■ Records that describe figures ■
──────────────────────────────
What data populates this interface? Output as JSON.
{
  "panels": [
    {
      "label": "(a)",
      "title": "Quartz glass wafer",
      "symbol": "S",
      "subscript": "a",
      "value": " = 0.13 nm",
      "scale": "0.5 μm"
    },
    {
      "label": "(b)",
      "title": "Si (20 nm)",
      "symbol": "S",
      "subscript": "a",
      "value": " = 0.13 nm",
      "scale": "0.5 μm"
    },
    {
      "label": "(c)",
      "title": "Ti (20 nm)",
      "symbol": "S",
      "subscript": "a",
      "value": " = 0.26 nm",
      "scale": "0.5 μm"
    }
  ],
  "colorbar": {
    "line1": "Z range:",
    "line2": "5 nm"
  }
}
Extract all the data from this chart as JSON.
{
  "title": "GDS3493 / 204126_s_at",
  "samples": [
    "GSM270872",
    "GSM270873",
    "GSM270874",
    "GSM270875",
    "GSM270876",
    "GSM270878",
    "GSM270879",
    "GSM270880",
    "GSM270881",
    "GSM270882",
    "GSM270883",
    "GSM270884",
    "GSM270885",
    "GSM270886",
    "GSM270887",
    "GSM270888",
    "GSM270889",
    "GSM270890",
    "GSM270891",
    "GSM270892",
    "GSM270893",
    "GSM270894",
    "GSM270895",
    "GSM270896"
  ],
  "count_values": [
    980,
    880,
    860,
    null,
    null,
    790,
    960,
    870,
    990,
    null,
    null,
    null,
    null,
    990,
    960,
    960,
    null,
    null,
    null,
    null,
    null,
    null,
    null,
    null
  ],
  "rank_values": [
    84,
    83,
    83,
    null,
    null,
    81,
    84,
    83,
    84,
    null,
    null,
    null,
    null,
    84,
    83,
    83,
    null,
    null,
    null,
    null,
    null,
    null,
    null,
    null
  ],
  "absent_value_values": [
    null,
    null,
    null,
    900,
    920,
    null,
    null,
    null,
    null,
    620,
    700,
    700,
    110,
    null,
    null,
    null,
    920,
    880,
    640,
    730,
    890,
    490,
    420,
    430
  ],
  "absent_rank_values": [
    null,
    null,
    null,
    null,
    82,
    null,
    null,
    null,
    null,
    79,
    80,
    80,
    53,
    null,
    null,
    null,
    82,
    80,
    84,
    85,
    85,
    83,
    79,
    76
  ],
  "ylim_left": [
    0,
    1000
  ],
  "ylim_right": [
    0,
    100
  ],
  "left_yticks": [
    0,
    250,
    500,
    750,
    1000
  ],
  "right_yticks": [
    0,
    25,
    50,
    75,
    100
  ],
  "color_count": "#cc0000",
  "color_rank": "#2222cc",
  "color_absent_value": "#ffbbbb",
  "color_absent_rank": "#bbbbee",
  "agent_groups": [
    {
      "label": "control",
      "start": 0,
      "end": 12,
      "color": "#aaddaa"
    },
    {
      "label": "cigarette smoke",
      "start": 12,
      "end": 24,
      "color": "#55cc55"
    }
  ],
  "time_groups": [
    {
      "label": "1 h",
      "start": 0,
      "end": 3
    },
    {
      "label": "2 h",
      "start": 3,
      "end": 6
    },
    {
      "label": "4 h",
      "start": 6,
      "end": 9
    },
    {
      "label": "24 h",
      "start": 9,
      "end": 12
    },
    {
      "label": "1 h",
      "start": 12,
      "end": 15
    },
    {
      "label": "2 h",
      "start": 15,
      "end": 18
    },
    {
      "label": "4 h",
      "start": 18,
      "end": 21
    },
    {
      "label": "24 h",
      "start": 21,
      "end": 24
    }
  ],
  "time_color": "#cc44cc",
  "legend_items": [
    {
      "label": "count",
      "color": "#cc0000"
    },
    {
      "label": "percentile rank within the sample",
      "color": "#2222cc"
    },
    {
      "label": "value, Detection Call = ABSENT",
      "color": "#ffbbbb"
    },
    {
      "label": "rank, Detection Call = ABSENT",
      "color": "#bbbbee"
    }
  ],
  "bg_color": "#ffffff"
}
──────────────────────────────
■ THE REQUEST ■
Determine how many lines of the data contain the word "title", and reply with that number only.

■ EXPECTED ANSWER ■
4